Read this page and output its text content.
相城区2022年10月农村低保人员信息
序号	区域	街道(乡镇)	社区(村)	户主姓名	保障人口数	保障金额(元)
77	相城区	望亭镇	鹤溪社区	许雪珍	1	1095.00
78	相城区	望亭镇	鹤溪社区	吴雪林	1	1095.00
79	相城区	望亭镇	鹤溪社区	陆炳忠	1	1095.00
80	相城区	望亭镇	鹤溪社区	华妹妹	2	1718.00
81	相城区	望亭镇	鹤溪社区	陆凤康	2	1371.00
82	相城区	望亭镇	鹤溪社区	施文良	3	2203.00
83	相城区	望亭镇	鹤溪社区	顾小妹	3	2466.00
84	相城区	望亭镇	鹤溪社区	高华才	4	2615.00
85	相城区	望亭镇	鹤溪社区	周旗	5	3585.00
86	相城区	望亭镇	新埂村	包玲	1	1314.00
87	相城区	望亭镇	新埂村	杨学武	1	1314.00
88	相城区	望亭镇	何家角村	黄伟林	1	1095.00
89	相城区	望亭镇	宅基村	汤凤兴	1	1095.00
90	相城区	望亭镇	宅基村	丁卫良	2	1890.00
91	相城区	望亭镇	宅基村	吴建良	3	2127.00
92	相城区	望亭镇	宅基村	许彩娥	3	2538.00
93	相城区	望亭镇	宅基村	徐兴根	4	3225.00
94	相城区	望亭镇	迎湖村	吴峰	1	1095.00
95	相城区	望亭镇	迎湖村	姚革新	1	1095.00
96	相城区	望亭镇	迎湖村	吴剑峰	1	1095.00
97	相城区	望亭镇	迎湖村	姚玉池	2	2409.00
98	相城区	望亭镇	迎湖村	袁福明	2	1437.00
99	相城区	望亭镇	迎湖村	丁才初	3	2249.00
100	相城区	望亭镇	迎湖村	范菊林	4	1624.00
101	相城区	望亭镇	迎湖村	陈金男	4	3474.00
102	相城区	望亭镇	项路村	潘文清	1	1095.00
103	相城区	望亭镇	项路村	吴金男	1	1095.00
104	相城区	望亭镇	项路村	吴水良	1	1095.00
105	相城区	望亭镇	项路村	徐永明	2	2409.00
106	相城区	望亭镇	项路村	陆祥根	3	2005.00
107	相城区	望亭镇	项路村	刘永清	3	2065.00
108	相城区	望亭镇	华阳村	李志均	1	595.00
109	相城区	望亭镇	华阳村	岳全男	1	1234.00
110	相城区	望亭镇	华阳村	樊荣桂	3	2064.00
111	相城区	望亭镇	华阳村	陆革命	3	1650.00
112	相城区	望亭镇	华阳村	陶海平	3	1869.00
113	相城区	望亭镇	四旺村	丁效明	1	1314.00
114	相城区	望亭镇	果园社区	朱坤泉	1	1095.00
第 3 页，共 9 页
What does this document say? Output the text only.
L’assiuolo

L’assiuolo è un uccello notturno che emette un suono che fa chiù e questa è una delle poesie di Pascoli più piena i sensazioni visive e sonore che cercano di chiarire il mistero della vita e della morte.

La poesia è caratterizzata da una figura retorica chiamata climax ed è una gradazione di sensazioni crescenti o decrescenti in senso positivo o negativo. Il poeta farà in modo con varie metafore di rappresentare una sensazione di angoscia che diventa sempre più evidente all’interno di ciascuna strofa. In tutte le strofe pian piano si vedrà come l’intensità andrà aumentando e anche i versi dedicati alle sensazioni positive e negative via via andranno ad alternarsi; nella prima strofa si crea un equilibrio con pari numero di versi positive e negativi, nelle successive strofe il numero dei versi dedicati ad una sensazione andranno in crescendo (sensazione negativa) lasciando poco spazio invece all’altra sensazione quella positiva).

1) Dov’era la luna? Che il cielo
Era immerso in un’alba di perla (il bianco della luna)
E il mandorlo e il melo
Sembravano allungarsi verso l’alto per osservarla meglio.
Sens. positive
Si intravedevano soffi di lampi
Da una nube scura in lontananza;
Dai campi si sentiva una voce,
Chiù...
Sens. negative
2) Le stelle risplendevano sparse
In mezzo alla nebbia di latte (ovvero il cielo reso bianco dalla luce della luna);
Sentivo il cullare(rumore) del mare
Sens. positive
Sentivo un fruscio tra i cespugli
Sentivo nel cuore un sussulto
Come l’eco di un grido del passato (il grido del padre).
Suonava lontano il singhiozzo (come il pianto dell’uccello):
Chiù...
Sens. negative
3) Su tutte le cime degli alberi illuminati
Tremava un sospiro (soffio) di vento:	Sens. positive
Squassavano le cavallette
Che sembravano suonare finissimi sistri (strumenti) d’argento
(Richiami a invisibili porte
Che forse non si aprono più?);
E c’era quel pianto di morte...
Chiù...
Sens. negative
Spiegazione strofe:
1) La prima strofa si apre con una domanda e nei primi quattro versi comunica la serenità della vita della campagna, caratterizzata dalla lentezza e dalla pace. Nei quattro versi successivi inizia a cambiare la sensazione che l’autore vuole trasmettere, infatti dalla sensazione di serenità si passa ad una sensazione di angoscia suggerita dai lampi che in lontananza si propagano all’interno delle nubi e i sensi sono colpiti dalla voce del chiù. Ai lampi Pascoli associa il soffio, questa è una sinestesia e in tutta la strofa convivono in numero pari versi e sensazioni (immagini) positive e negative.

# [Exercise description]
From the listing above, copy every line that includes the word "鹤溪社区".

# [Finished task]
77	相城区	望亭镇	鹤溪社区	许雪珍	1	1095.00
78	相城区	望亭镇	鹤溪社区	吴雪林	1	1095.00
79	相城区	望亭镇	鹤溪社区	陆炳忠	1	1095.00
80	相城区	望亭镇	鹤溪社区	华妹妹	2	1718.00
81	相城区	望亭镇	鹤溪社区	陆凤康	2	1371.00
82	相城区	望亭镇	鹤溪社区	施文良	3	2203.00
83	相城区	望亭镇	鹤溪社区	顾小妹	3	2466.00
84	相城区	望亭镇	鹤溪社区	高华才	4	2615.00
85	相城区	望亭镇	鹤溪社区	周旗	5	3585.00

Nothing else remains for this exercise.